:: Given task ::
Check each line of the records below for the string "phone", then state how many lines contain it, with no other output.

───── Provided entries

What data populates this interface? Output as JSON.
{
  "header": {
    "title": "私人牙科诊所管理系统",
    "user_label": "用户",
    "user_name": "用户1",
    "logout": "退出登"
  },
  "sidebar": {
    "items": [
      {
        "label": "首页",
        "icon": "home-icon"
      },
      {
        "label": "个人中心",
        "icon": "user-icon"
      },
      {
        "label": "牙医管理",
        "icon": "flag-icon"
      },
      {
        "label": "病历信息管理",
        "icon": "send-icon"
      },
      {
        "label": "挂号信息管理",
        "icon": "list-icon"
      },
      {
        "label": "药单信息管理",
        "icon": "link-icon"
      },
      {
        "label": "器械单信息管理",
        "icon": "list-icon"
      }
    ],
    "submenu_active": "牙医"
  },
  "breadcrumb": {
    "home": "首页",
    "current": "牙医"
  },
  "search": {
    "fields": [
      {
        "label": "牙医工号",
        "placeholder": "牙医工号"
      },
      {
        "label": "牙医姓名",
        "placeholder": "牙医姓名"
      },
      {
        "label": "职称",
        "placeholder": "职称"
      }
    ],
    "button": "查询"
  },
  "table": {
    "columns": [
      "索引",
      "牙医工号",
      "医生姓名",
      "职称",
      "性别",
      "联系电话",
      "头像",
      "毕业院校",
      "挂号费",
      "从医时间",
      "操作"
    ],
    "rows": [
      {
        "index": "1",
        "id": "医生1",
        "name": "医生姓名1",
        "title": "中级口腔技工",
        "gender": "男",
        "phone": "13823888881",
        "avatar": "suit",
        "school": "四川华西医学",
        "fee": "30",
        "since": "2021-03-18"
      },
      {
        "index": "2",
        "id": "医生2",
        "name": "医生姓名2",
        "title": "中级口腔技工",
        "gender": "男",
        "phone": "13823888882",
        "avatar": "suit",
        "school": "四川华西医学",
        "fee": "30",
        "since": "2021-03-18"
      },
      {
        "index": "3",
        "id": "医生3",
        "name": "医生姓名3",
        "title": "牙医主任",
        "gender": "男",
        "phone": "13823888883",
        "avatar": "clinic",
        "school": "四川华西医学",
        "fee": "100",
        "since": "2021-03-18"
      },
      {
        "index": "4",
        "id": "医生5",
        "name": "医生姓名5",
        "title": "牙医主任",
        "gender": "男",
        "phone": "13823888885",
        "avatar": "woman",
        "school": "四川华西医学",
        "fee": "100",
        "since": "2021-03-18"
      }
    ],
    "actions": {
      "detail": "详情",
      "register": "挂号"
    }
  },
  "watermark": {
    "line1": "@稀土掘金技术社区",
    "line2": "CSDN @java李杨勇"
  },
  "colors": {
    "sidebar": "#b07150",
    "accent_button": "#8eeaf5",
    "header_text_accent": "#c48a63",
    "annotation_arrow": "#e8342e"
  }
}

──────────

:: Answer to the exercise ::
4